──────── STORED DATA ────────
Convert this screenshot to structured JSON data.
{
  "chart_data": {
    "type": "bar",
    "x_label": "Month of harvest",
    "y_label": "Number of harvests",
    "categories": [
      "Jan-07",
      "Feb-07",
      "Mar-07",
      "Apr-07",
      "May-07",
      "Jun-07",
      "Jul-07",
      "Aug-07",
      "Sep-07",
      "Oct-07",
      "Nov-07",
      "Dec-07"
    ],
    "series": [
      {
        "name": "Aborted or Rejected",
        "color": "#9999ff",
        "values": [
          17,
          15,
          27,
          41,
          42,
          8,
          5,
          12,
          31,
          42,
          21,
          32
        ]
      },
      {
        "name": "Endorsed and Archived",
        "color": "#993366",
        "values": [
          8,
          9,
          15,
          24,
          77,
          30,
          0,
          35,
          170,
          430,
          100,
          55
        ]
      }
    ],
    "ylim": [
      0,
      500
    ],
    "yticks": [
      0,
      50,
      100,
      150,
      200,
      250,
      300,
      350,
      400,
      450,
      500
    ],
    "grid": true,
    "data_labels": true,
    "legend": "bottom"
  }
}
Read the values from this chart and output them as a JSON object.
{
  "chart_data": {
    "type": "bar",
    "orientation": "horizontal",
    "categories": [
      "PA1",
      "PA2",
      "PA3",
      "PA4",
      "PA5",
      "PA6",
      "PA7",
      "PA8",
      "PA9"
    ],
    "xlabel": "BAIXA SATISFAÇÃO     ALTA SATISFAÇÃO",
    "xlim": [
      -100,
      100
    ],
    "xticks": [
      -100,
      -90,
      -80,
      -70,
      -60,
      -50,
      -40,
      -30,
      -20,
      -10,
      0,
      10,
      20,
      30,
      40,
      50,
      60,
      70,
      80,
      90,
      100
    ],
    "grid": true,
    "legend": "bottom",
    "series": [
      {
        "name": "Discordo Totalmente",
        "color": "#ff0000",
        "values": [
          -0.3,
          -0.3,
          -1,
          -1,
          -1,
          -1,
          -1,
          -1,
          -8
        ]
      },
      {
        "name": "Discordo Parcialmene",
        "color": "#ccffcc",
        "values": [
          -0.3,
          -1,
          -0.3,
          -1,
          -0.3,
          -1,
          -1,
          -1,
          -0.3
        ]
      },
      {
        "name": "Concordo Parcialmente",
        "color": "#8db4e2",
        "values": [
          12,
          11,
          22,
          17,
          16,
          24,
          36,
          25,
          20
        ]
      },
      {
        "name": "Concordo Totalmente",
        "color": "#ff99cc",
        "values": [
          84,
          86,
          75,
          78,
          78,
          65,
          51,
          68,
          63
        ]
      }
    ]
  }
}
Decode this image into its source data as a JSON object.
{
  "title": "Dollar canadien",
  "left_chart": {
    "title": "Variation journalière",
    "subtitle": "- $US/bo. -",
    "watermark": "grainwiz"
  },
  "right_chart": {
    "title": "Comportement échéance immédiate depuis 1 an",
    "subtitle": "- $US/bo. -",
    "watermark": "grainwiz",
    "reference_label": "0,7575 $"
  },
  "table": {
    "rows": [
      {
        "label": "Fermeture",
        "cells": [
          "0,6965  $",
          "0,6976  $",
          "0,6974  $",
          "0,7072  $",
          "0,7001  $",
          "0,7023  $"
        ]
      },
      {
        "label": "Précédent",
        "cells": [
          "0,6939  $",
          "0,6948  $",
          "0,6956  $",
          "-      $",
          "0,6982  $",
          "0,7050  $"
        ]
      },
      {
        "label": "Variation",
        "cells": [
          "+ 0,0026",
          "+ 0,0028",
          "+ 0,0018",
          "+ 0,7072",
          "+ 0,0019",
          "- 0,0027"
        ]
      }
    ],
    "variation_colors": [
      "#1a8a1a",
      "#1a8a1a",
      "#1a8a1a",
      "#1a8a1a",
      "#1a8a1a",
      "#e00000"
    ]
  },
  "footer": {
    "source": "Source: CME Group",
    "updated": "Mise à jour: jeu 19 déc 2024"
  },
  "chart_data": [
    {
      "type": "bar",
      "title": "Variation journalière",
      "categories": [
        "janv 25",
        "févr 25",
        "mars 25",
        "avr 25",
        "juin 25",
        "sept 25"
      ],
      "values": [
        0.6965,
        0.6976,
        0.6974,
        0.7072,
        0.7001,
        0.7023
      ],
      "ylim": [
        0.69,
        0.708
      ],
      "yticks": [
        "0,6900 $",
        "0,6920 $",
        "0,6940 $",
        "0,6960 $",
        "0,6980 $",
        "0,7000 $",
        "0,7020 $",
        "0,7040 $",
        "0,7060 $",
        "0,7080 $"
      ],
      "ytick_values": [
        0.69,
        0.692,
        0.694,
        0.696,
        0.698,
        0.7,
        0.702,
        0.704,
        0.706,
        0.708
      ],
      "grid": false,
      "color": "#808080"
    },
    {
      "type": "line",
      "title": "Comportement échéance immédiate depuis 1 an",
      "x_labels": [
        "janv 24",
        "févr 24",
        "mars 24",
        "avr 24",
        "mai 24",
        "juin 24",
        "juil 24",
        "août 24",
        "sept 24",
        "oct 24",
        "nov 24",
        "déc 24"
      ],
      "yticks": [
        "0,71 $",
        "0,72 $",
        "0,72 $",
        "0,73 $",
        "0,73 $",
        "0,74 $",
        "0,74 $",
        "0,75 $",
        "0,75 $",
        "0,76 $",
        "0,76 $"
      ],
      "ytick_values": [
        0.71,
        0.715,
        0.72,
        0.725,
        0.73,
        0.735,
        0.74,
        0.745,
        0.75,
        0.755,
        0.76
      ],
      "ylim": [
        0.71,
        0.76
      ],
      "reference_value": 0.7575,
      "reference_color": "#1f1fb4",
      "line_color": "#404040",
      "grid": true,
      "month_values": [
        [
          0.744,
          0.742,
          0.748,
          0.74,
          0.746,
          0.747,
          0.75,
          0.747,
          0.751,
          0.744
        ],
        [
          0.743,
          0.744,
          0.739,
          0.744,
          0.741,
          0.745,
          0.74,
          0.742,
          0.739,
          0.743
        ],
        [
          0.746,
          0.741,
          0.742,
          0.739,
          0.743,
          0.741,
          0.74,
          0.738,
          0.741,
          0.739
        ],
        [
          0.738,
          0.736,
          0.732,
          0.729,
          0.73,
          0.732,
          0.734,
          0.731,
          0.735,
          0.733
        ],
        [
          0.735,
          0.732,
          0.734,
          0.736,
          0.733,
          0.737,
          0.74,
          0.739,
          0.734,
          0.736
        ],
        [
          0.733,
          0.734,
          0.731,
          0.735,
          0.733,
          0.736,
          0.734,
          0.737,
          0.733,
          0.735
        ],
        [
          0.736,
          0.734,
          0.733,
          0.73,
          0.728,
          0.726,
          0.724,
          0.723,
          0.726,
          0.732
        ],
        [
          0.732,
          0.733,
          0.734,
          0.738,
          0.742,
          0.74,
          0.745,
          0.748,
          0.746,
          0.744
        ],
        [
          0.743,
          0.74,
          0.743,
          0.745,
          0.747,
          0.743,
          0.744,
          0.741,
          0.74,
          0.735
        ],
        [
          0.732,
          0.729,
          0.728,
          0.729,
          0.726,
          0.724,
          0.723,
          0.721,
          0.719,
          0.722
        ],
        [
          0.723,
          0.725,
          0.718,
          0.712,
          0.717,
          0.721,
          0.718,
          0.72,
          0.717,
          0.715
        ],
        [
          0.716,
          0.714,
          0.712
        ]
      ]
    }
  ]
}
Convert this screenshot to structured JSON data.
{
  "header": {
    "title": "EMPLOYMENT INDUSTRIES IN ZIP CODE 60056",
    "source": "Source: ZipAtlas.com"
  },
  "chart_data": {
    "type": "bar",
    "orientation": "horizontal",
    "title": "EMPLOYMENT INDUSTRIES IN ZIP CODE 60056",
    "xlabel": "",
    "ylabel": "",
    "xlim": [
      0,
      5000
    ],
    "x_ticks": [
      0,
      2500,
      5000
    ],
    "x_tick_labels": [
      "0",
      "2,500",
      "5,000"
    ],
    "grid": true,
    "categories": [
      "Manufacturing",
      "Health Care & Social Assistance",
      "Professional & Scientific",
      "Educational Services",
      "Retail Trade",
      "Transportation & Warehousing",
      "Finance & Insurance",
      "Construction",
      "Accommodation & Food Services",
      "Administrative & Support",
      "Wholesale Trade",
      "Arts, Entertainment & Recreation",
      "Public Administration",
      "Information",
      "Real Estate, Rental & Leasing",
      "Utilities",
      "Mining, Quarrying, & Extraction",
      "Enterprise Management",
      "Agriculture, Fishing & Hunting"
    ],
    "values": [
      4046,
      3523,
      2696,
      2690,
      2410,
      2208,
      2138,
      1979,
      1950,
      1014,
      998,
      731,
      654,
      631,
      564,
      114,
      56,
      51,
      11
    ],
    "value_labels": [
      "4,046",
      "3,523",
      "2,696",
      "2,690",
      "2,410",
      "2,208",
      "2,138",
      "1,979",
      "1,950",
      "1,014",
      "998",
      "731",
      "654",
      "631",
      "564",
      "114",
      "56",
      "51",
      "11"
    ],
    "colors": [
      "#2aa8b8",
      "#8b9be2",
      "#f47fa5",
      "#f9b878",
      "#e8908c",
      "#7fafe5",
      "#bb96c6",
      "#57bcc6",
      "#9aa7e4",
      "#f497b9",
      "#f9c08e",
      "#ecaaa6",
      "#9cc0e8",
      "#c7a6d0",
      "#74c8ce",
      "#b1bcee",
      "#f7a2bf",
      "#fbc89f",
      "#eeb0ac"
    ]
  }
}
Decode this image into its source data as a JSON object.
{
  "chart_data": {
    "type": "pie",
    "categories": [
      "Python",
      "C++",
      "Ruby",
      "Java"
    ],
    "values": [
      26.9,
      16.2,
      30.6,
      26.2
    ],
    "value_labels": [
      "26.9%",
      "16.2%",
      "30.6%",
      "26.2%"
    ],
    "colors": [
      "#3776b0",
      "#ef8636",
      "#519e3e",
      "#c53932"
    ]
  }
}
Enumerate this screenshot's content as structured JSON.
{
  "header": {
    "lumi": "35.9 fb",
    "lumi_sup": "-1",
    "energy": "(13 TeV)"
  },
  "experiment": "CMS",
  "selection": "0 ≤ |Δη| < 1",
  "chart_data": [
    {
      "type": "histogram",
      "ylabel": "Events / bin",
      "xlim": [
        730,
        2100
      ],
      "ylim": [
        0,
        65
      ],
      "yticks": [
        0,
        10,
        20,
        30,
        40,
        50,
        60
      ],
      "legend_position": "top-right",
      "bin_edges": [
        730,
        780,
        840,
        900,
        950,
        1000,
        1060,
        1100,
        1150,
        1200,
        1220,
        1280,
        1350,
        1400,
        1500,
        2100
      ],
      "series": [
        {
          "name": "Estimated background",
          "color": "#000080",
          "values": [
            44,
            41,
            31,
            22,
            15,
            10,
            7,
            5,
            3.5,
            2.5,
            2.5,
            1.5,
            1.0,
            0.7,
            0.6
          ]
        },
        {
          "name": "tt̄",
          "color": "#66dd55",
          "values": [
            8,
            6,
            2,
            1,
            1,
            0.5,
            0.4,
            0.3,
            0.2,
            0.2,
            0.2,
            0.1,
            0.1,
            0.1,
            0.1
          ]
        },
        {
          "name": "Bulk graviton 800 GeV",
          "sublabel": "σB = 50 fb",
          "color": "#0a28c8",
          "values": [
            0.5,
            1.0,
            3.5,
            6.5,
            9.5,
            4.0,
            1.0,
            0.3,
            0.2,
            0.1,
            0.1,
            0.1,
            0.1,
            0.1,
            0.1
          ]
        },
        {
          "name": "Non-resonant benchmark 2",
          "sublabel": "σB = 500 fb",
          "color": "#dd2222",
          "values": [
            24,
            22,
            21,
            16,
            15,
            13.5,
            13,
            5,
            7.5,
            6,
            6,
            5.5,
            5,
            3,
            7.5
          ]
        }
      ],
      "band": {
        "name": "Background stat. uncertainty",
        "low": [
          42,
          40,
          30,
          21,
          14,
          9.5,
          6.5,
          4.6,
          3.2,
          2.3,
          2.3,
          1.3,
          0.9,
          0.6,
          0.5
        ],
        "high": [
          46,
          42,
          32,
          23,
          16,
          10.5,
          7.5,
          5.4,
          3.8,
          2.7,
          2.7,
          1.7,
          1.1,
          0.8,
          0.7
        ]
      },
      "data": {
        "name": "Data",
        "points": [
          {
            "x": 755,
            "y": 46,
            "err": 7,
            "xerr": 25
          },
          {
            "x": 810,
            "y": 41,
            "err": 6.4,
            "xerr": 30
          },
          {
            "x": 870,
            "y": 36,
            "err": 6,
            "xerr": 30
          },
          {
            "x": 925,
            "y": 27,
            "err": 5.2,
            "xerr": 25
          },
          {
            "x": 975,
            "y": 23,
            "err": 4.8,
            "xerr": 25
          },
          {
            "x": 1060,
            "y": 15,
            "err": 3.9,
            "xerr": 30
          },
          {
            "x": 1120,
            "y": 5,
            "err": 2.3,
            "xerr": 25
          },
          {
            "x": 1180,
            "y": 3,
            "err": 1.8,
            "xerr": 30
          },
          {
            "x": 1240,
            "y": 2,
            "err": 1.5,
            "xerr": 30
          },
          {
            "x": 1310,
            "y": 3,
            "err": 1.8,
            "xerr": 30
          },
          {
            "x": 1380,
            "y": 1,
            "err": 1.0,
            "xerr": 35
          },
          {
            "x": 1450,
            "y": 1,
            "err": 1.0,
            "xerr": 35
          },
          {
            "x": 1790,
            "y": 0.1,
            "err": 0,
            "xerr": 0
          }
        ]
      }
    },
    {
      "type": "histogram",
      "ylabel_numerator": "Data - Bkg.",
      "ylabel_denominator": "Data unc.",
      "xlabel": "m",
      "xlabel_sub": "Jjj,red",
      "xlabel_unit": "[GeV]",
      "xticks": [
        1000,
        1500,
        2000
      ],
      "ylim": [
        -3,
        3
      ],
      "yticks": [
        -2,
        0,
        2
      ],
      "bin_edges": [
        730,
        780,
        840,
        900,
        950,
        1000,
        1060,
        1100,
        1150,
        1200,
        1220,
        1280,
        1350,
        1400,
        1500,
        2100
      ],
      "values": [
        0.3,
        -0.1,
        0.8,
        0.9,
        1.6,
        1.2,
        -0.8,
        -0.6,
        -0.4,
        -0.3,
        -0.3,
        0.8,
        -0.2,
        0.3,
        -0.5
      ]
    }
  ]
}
────────
◆ **DIRECTIONS FOR THIS TASK**: Using the entries above, return each line that includes the word "name".

◆ **THE OUTPUT**:
        "name": "Aborted or Rejected",
        "name": "Endorsed and Archived",
        "name": "Discordo Totalmente",
        "name": "Discordo Parcialmene",
        "name": "Concordo Parcialmente",
        "name": "Concordo Totalmente",
          "name": "Estimated background",
          "name": "tt̄",
          "name": "Bulk graviton 800 GeV",
          "name": "Non-resonant benchmark 2",
        "name": "Background stat. uncertainty",
        "name": "Data",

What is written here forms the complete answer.